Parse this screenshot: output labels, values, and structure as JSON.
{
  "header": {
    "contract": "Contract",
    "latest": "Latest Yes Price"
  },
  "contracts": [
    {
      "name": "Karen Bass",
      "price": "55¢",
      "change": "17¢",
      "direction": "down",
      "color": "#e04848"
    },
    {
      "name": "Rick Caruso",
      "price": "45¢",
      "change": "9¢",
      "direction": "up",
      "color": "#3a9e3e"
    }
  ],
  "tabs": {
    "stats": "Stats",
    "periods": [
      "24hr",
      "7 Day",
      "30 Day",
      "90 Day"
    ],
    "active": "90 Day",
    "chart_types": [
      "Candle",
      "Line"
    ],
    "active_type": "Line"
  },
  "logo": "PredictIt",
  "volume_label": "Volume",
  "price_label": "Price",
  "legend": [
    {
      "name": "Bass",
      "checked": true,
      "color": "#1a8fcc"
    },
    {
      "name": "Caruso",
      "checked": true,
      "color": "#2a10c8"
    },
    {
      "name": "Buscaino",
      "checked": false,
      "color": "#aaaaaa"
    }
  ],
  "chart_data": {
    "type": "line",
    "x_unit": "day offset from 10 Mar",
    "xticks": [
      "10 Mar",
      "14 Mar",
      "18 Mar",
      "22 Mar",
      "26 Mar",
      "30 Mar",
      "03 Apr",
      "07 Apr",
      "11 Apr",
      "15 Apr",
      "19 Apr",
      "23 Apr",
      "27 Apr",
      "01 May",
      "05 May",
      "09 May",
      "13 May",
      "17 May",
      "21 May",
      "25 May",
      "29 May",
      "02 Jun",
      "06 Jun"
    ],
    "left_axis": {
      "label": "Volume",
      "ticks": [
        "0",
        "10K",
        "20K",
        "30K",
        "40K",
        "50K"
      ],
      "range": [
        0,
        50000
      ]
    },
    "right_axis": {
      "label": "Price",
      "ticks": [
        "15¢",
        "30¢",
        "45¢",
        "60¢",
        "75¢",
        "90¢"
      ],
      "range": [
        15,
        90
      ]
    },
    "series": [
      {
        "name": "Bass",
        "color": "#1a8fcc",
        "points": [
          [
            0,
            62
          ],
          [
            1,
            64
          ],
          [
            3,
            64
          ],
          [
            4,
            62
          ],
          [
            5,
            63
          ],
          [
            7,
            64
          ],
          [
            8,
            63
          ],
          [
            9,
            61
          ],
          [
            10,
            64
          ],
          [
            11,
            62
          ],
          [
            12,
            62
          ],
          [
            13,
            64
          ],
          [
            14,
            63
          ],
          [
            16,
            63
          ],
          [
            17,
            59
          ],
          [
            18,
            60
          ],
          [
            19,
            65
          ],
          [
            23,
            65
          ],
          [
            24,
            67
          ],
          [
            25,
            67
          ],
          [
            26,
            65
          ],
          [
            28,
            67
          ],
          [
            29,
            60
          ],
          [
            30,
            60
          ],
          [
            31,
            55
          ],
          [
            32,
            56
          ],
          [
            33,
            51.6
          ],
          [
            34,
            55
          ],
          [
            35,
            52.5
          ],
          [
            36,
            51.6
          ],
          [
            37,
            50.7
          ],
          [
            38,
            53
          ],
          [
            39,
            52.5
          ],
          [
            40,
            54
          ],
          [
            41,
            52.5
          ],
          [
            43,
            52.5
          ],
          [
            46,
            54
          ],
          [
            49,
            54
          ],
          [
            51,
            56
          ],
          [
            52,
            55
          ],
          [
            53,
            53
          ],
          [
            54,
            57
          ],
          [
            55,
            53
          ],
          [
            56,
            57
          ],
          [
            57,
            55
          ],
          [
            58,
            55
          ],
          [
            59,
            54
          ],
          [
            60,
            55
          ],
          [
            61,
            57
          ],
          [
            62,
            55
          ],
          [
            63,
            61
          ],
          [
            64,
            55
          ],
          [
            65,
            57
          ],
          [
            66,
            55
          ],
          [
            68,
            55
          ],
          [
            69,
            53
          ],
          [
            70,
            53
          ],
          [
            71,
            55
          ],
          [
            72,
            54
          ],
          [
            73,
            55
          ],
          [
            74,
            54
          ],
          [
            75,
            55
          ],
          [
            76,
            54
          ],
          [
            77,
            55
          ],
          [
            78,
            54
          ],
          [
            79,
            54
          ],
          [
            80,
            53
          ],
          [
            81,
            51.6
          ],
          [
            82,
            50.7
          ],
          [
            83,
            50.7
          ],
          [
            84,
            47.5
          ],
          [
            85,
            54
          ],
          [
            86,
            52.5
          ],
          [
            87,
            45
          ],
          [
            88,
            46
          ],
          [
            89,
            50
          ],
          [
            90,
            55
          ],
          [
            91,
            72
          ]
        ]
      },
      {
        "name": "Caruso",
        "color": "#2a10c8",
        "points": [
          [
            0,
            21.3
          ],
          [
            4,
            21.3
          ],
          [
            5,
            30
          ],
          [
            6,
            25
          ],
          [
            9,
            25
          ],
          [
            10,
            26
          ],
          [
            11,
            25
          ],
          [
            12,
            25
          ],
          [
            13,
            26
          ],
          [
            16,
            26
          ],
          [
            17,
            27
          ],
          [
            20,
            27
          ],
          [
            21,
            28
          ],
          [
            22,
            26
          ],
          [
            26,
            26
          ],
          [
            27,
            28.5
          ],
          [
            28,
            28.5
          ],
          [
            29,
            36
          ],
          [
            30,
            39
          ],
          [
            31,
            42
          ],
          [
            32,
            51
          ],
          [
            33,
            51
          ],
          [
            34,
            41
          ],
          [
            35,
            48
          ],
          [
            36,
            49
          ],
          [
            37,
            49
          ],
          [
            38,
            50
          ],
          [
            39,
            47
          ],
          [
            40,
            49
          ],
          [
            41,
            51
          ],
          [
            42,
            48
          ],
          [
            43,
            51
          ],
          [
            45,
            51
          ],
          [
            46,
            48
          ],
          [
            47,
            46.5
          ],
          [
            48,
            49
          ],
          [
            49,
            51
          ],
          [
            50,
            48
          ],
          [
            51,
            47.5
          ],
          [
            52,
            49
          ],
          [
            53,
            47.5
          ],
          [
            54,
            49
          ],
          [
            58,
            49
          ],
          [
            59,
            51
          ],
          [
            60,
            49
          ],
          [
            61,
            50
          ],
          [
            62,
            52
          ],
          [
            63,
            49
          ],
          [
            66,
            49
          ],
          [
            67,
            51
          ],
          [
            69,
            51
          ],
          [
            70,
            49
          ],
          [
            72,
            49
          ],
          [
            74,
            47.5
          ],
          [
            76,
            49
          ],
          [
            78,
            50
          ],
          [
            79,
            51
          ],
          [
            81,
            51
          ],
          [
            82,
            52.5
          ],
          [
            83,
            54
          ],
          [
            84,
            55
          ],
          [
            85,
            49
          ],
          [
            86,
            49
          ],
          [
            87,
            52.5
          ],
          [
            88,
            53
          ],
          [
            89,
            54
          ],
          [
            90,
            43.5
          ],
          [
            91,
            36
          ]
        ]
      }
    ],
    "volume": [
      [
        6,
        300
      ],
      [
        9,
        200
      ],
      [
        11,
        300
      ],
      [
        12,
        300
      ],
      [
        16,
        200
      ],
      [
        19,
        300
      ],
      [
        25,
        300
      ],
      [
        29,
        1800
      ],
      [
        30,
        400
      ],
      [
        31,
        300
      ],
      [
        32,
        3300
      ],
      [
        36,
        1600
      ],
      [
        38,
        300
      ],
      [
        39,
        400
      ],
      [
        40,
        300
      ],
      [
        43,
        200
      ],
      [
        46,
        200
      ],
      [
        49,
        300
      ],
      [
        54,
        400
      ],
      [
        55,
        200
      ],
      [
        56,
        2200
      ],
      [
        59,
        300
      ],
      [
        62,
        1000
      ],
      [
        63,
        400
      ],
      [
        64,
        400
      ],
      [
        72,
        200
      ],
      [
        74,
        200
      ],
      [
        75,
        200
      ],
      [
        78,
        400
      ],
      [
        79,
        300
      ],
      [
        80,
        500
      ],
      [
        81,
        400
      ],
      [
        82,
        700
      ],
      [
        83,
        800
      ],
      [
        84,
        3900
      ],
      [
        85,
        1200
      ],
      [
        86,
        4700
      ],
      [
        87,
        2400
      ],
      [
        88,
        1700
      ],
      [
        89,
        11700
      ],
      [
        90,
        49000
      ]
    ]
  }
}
_____
What you will do => Tell how many lines contain the word "Caruso", using only the number.

Result of the task => 3